TASK TO CARRY OUT —
Answer these questions from the text:
1. In which newspaper, and on what day, did the Frank Rich article appear?
2. Who is quoted as saying it is almost insanity that the Right's 'government is satan always' rhetoric hasn't died off?
3. For how many years does the text say America has been the greatest force of progressivism?

An article from Sunday's NYT by Frank Rich.
Rich, if you don't read him, is an excellent columnist, funny, scathing, sarcastic, and all in the straightforward service of screaming that the Emperor's got no clothes on. He is sharp and lucid as glass when it comes to historical analogies as well, which comes out in this article quite a bit.
One subtle undertone of the column is that the Right, for whatever reason, seems to be legitimized in the US in a way the Left never would be. Perhaps it is that huge swaths of the country are rural, or the sort of suburban sprawl metros that maintain a rural twang even as they reach a million people. Maybe it has to do with our pledge towards liberty, and the pursuit of happiness. And surely there's something in it of the protestant ethos of individual responsibility and accountability and belief in a personal soul, which tends the "life" omitted above and that happiness to refer strictly to one's own, and which informs even our atheists' senses of self.
But whatever it is we surely would not be in this situation if there were an equal balance of Left and Right in this country, at least in so far as what is acceptable in the public discourse, or what is weighing down the levers of power. There does honestly seem to be a virtual tie in terms of the private views of the citizenry, wobbling back and forth every few years, but could you honestly imagine a scenario where far-left zealots caused enough of a stink to get anything on the ropes, let alone something (we're not even considering single-payer here) fairly centrist? They are ostracized, not eulogized as the equally imbalanced recent protesters have been, even with much grumbling about how incorrect their take on the contents of reform are. As Paul Krugman writes, it's almost insanity that the Right's 'government is satan always' rhetoric hasn't died off after the actual policies grown from it have failed beyond failure. The question isn't why the right is so loud- they're loud because they've got amplifiers. But why do they have amplifiers in sober thinking people?
That for some reason seems to be at the heart of this whole matter. America has been the greatest force of progressivism in the last two hundred and thirty-three years, through fits and starts, and yet it's as if every positive step is taken against the weight of a begrudging dragging boulder, and mitigated by terribly insensitive acts that would cause, I'm sure, quite a few people to blanch at the first clause of this sentence.

Collection entries:

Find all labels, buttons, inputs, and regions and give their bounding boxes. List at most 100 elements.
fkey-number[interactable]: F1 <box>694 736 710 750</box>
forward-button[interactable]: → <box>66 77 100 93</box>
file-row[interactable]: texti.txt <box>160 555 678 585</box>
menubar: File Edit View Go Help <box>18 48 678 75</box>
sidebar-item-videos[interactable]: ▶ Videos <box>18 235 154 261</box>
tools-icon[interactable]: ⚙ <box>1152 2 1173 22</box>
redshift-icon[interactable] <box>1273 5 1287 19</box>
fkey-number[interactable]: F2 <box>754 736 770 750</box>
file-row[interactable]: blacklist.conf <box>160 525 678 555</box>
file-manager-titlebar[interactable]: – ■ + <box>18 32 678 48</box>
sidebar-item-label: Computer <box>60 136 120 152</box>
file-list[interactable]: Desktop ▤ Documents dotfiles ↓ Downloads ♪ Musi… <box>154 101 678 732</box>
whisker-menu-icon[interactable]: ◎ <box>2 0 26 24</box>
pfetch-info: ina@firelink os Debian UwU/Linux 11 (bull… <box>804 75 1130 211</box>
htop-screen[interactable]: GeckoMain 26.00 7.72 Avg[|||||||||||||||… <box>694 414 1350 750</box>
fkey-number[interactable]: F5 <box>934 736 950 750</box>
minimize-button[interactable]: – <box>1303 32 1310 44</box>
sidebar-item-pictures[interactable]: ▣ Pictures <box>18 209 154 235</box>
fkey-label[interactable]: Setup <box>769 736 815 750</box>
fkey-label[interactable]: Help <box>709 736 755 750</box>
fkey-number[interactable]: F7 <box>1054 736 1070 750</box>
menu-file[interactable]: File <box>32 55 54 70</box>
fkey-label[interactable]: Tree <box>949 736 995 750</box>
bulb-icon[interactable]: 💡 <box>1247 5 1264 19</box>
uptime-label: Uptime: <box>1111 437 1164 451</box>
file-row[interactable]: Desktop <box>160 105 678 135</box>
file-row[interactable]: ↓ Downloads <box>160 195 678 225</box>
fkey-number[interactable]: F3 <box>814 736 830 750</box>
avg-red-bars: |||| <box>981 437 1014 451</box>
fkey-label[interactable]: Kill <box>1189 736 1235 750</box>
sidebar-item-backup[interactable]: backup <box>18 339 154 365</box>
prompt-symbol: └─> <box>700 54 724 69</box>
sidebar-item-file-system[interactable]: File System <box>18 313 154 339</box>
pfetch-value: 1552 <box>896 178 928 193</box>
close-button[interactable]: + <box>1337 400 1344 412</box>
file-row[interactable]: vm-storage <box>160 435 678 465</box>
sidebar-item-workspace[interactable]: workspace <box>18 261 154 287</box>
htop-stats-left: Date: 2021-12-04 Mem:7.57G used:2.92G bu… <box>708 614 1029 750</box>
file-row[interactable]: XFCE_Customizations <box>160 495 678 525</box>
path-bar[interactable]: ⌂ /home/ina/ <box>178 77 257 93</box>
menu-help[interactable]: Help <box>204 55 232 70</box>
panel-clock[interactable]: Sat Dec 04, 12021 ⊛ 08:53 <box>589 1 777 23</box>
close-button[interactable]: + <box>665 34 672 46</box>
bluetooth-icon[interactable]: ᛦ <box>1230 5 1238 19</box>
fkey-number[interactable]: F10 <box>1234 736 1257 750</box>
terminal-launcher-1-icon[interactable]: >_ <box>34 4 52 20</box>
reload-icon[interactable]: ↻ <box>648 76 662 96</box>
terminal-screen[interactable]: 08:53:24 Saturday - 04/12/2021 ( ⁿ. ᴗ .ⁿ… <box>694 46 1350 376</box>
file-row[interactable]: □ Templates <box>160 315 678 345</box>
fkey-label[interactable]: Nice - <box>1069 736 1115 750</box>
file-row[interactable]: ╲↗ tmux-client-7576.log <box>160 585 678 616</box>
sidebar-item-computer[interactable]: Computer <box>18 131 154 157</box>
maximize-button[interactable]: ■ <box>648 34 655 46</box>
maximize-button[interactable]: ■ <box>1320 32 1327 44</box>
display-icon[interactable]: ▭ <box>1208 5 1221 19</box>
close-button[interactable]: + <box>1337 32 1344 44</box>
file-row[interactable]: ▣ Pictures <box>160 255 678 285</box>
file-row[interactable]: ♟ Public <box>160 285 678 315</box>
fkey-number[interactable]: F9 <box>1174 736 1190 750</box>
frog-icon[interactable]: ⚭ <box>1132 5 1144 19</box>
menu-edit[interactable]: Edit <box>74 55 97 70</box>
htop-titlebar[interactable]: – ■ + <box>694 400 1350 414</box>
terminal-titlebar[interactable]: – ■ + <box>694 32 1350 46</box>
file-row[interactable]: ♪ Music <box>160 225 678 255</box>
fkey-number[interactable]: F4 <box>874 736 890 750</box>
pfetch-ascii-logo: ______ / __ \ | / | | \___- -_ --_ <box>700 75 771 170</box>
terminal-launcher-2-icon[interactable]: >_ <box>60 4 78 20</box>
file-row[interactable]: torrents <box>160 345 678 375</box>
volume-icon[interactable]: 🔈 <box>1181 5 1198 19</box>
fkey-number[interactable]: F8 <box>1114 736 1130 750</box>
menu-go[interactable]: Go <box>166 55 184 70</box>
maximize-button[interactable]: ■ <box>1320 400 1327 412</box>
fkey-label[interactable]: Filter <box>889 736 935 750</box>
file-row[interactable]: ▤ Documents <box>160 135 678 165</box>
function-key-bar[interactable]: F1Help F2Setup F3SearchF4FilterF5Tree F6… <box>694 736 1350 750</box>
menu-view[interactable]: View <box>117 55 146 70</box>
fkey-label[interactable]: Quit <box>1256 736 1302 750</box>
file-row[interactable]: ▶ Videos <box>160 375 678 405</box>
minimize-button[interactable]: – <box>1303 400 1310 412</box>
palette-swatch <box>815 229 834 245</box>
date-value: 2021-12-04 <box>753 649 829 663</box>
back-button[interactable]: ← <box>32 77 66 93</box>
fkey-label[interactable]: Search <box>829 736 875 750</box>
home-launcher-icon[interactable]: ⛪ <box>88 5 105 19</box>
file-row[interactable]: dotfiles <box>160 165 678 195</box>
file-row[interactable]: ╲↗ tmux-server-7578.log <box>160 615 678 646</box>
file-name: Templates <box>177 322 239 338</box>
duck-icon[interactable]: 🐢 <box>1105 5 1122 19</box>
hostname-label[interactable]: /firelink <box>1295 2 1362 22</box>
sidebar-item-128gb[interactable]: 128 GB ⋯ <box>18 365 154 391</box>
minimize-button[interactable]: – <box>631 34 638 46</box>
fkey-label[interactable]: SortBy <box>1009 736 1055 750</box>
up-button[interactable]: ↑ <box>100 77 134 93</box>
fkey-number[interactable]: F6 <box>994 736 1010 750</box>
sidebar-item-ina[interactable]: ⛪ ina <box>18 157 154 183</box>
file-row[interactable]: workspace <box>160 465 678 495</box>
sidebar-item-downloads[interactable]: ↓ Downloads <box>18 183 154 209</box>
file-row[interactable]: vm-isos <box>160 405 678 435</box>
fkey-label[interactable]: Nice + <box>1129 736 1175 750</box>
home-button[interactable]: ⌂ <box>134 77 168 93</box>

EXPECTED ANSWER —
1. The NYT, on Sunday.
2. Paul Krugman.
3. Two hundred and thirty-three years.